# START OF GIVEN RECORDS
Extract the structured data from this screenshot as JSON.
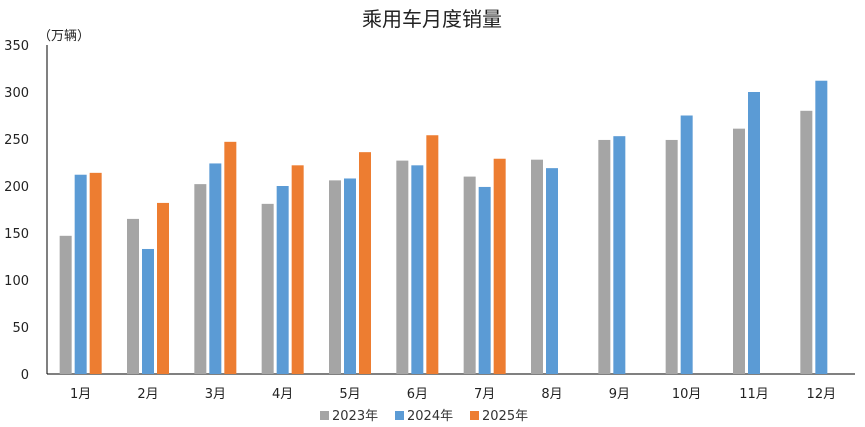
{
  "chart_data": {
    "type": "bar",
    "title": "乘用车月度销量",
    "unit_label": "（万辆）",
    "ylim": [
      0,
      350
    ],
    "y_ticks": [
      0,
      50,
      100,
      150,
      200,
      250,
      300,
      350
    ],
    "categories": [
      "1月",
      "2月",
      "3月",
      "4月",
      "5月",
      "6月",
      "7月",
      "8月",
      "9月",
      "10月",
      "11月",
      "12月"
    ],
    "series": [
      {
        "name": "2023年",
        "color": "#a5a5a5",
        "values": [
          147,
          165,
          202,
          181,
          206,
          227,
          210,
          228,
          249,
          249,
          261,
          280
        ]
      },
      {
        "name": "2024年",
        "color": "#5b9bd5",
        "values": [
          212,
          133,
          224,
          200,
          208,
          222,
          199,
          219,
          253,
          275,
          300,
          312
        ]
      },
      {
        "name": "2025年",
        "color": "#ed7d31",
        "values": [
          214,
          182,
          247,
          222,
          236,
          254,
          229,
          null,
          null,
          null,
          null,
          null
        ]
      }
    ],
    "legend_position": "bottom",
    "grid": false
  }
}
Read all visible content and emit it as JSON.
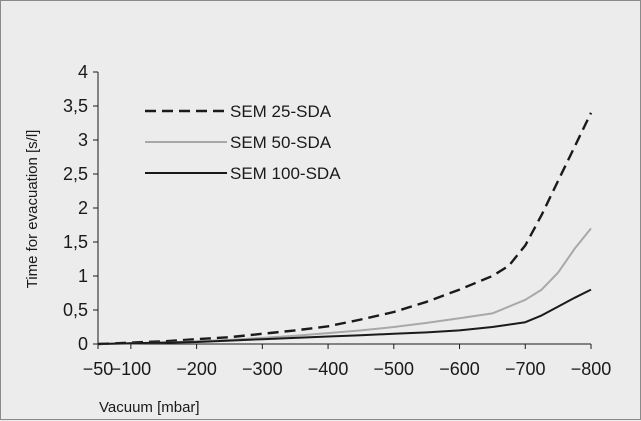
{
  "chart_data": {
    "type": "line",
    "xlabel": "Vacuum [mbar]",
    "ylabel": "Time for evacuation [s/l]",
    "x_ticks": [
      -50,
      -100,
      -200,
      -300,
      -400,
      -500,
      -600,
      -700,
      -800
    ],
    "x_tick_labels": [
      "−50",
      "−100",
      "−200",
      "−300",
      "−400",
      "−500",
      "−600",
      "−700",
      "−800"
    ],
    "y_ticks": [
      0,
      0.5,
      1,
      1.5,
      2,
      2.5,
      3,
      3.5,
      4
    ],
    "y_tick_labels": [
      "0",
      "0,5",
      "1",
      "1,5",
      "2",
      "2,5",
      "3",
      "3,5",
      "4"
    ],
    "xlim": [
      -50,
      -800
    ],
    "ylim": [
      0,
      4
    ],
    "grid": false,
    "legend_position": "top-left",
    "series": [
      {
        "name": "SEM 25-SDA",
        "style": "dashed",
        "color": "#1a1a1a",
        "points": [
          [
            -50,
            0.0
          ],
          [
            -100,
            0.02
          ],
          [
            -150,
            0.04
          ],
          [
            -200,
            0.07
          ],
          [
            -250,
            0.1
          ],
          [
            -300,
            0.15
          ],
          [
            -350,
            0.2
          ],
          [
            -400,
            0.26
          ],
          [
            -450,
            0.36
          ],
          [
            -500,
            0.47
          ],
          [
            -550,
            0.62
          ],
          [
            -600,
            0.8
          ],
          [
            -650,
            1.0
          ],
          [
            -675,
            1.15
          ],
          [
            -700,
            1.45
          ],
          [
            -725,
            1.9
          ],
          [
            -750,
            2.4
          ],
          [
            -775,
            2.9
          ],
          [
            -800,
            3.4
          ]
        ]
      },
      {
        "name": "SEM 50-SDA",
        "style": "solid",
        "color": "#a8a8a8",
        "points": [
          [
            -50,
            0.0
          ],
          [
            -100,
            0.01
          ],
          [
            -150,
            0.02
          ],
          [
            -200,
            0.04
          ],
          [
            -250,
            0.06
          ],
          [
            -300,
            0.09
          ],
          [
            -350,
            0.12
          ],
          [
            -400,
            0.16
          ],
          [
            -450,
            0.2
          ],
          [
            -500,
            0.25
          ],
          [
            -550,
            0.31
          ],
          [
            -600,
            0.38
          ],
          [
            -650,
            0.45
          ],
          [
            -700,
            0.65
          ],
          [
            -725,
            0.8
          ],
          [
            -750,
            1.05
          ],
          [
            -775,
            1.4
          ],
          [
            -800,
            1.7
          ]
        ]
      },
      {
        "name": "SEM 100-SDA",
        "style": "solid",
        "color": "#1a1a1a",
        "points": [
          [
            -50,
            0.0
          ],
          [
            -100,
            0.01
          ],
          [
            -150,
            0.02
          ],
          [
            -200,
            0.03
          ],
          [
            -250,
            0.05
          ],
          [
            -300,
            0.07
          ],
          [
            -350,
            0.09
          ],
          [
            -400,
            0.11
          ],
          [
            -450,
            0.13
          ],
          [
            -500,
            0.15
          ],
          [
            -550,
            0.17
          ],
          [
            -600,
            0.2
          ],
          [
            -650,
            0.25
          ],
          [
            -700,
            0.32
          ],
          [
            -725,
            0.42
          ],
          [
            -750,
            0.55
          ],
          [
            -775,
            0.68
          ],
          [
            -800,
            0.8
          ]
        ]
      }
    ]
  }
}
# END OF GIVEN RECORDS
PROBLEM STATEMENT ▸
Give every line back word for word and leave the pictures out.

ANSWER IN FULL ▸
Extract the structured data from this screenshot as JSON.
{
  "chart_data": {
    "type": "bar",
    "title": "乘用车月度销量",
    "unit_label": "（万辆）",
    "ylim": [
      0,
      350
    ],
    "y_ticks": [
      0,
      50,
      100,
      150,
      200,
      250,
      300,
      350
    ],
    "categories": [
      "1月",
      "2月",
      "3月",
      "4月",
      "5月",
      "6月",
      "7月",
      "8月",
      "9月",
      "10月",
      "11月",
      "12月"
    ],
    "series": [
      {
        "name": "2023年",
        "color": "#a5a5a5",
        "values": [
          147,
          165,
          202,
          181,
          206,
          227,
          210,
          228,
          249,
          249,
          261,
          280
        ]
      },
      {
        "name": "2024年",
        "color": "#5b9bd5",
        "values": [
          212,
          133,
          224,
          200,
          208,
          222,
          199,
          219,
          253,
          275,
          300,
          312
        ]
      },
      {
        "name": "2025年",
        "color": "#ed7d31",
        "values": [
          214,
          182,
          247,
          222,
          236,
          254,
          229,
          null,
          null,
          null,
          null,
          null
        ]
      }
    ],
    "legend_position": "bottom",
    "grid": false
  }
}
Read all visible content and emit it as JSON.
{
  "chart_data": {
    "type": "line",
    "xlabel": "Vacuum [mbar]",
    "ylabel": "Time for evacuation [s/l]",
    "x_ticks": [
      -50,
      -100,
      -200,
      -300,
      -400,
      -500,
      -600,
      -700,
      -800
    ],
    "x_tick_labels": [
      "−50",
      "−100",
      "−200",
      "−300",
      "−400",
      "−500",
      "−600",
      "−700",
      "−800"
    ],
    "y_ticks": [
      0,
      0.5,
      1,
      1.5,
      2,
      2.5,
      3,
      3.5,
      4
    ],
    "y_tick_labels": [
      "0",
      "0,5",
      "1",
      "1,5",
      "2",
      "2,5",
      "3",
      "3,5",
      "4"
    ],
    "xlim": [
      -50,
      -800
    ],
    "ylim": [
      0,
      4
    ],
    "grid": false,
    "legend_position": "top-left",
    "series": [
      {
        "name": "SEM 25-SDA",
        "style": "dashed",
        "color": "#1a1a1a",
        "points": [
          [
            -50,
            0.0
          ],
          [
            -100,
            0.02
          ],
          [
            -150,
            0.04
          ],
          [
            -200,
            0.07
          ],
          [
            -250,
            0.1
          ],
          [
            -300,
            0.15
          ],
          [
            -350,
            0.2
          ],
          [
            -400,
            0.26
          ],
          [
            -450,
            0.36
          ],
          [
            -500,
            0.47
          ],
          [
            -550,
            0.62
          ],
          [
            -600,
            0.8
          ],
          [
            -650,
            1.0
          ],
          [
            -675,
            1.15
          ],
          [
            -700,
            1.45
          ],
          [
            -725,
            1.9
          ],
          [
            -750,
            2.4
          ],
          [
            -775,
            2.9
          ],
          [
            -800,
            3.4
          ]
        ]
      },
      {
        "name": "SEM 50-SDA",
        "style": "solid",
        "color": "#a8a8a8",
        "points": [
          [
            -50,
            0.0
          ],
          [
            -100,
            0.01
          ],
          [
            -150,
            0.02
          ],
          [
            -200,
            0.04
          ],
          [
            -250,
            0.06
          ],
          [
            -300,
            0.09
          ],
          [
            -350,
            0.12
          ],
          [
            -400,
            0.16
          ],
          [
            -450,
            0.2
          ],
          [
            -500,
            0.25
          ],
          [
            -550,
            0.31
          ],
          [
            -600,
            0.38
          ],
          [
            -650,
            0.45
          ],
          [
            -700,
            0.65
          ],
          [
            -725,
            0.8
          ],
          [
            -750,
            1.05
          ],
          [
            -775,
            1.4
          ],
          [
            -800,
            1.7
          ]
        ]
      },
      {
        "name": "SEM 100-SDA",
        "style": "solid",
        "color": "#1a1a1a",
        "points": [
          [
            -50,
            0.0
          ],
          [
            -100,
            0.01
          ],
          [
            -150,
            0.02
          ],
          [
            -200,
            0.03
          ],
          [
            -250,
            0.05
          ],
          [
            -300,
            0.07
          ],
          [
            -350,
            0.09
          ],
          [
            -400,
            0.11
          ],
          [
            -450,
            0.13
          ],
          [
            -500,
            0.15
          ],
          [
            -550,
            0.17
          ],
          [
            -600,
            0.2
          ],
          [
            -650,
            0.25
          ],
          [
            -700,
            0.32
          ],
          [
            -725,
            0.42
          ],
          [
            -750,
            0.55
          ],
          [
            -775,
            0.68
          ],
          [
            -800,
            0.8
          ]
        ]
      }
    ]
  }
}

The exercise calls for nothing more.